* Begin *

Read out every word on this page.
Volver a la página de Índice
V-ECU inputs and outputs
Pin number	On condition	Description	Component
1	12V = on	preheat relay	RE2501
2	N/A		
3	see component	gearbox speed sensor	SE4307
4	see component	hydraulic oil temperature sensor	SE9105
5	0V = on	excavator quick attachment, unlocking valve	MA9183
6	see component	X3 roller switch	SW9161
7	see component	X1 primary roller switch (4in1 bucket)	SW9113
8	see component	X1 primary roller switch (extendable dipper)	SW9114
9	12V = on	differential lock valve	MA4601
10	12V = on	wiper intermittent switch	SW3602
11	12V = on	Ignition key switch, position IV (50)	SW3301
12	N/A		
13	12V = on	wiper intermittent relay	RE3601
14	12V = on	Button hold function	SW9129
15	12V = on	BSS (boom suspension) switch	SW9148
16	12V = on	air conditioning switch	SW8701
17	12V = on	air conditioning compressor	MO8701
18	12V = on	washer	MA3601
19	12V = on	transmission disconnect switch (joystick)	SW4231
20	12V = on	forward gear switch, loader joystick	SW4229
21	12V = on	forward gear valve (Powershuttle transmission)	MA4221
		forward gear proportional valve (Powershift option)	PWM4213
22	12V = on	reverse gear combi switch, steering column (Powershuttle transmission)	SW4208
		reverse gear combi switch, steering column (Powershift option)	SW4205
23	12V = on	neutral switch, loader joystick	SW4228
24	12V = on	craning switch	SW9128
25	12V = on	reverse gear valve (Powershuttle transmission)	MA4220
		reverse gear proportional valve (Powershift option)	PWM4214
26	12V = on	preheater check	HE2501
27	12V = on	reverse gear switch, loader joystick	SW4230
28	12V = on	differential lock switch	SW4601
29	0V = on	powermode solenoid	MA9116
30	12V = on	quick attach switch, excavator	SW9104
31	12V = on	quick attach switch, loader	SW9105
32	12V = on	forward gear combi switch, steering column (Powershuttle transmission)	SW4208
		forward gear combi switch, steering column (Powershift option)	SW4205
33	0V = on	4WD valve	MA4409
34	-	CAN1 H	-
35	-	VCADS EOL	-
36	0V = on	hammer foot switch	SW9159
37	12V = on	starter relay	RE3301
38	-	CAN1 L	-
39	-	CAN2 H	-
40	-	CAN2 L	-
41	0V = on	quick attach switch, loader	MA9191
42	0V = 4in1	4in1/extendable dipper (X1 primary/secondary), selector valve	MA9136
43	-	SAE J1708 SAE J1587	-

* End *

Reproduce the material above, every line of it, exactly.

WRITTEN RESPONSE:
Read out every word on this page.
Volver a la página de Índice
V-ECU inputs and outputs
Pin number	On condition	Description	Component
1	12V = on	preheat relay	RE2501
2	N/A		
3	see component	gearbox speed sensor	SE4307
4	see component	hydraulic oil temperature sensor	SE9105
5	0V = on	excavator quick attachment, unlocking valve	MA9183
6	see component	X3 roller switch	SW9161
7	see component	X1 primary roller switch (4in1 bucket)	SW9113
8	see component	X1 primary roller switch (extendable dipper)	SW9114
9	12V = on	differential lock valve	MA4601
10	12V = on	wiper intermittent switch	SW3602
11	12V = on	Ignition key switch, position IV (50)	SW3301
12	N/A		
13	12V = on	wiper intermittent relay	RE3601
14	12V = on	Button hold function	SW9129
15	12V = on	BSS (boom suspension) switch	SW9148
16	12V = on	air conditioning switch	SW8701
17	12V = on	air conditioning compressor	MO8701
18	12V = on	washer	MA3601
19	12V = on	transmission disconnect switch (joystick)	SW4231
20	12V = on	forward gear switch, loader joystick	SW4229
21	12V = on	forward gear valve (Powershuttle transmission)	MA4221
		forward gear proportional valve (Powershift option)	PWM4213
22	12V = on	reverse gear combi switch, steering column (Powershuttle transmission)	SW4208
		reverse gear combi switch, steering column (Powershift option)	SW4205
23	12V = on	neutral switch, loader joystick	SW4228
24	12V = on	craning switch	SW9128
25	12V = on	reverse gear valve (Powershuttle transmission)	MA4220
		reverse gear proportional valve (Powershift option)	PWM4214
26	12V = on	preheater check	HE2501
27	12V = on	reverse gear switch, loader joystick	SW4230
28	12V = on	differential lock switch	SW4601
29	0V = on	powermode solenoid	MA9116
30	12V = on	quick attach switch, excavator	SW9104
31	12V = on	quick attach switch, loader	SW9105
32	12V = on	forward gear combi switch, steering column (Powershuttle transmission)	SW4208
		forward gear combi switch, steering column (Powershift option)	SW4205
33	0V = on	4WD valve	MA4409
34	-	CAN1 H	-
35	-	VCADS EOL	-
36	0V = on	hammer foot switch	SW9159
37	12V = on	starter relay	RE3301
38	-	CAN1 L	-
39	-	CAN2 H	-
40	-	CAN2 L	-
41	0V = on	quick attach switch, loader	MA9191
42	0V = 4in1	4in1/extendable dipper (X1 primary/secondary), selector valve	MA9136
43	-	SAE J1708 SAE J1587	-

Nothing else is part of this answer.